■ Aim ■
Transcribe every entry word for word, leaving out all images.

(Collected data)

<<<<

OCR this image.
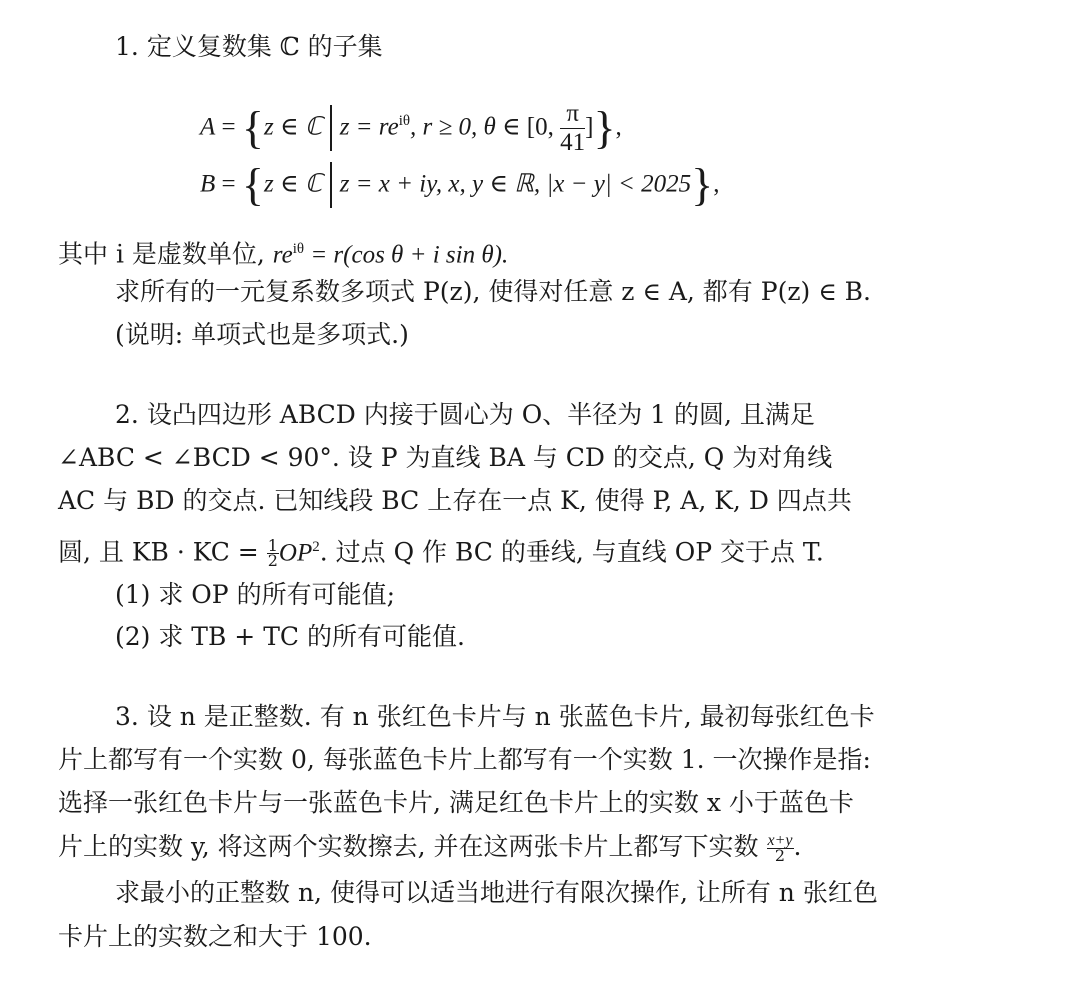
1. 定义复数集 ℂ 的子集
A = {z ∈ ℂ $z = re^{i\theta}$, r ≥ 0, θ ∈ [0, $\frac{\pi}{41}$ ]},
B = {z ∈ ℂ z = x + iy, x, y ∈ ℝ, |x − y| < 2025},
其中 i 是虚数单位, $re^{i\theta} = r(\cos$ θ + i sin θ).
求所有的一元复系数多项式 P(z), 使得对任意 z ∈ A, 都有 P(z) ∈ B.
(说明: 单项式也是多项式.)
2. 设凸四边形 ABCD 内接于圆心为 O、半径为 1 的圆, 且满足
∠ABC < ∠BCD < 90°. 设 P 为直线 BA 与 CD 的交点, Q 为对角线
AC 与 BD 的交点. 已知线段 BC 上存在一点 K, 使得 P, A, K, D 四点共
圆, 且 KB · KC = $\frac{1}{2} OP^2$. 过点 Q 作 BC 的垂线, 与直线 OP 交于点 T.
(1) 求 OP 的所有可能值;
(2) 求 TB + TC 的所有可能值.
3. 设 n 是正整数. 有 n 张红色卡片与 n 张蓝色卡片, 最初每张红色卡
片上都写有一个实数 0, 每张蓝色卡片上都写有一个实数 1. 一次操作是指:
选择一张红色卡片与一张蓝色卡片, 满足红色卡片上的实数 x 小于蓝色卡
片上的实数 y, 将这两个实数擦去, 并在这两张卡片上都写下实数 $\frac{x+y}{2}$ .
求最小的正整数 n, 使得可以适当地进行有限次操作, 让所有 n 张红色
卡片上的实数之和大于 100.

>>>>

■ Task output ■
OCR this image.
1. 定义复数集 ℂ 的子集
A = {z ∈ ℂ $z = re^{i\theta}$, r ≥ 0, θ ∈ [0, $\frac{\pi}{41}$ ]},
B = {z ∈ ℂ z = x + iy, x, y ∈ ℝ, |x − y| < 2025},
其中 i 是虚数单位, $re^{i\theta} = r(\cos$ θ + i sin θ).
求所有的一元复系数多项式 P(z), 使得对任意 z ∈ A, 都有 P(z) ∈ B.
(说明: 单项式也是多项式.)
2. 设凸四边形 ABCD 内接于圆心为 O、半径为 1 的圆, 且满足
∠ABC < ∠BCD < 90°. 设 P 为直线 BA 与 CD 的交点, Q 为对角线
AC 与 BD 的交点. 已知线段 BC 上存在一点 K, 使得 P, A, K, D 四点共
圆, 且 KB · KC = $\frac{1}{2} OP^2$. 过点 Q 作 BC 的垂线, 与直线 OP 交于点 T.
(1) 求 OP 的所有可能值;
(2) 求 TB + TC 的所有可能值.
3. 设 n 是正整数. 有 n 张红色卡片与 n 张蓝色卡片, 最初每张红色卡
片上都写有一个实数 0, 每张蓝色卡片上都写有一个实数 1. 一次操作是指:
选择一张红色卡片与一张蓝色卡片, 满足红色卡片上的实数 x 小于蓝色卡
片上的实数 y, 将这两个实数擦去, 并在这两张卡片上都写下实数 $\frac{x+y}{2}$ .
求最小的正整数 n, 使得可以适当地进行有限次操作, 让所有 n 张红色
卡片上的实数之和大于 100.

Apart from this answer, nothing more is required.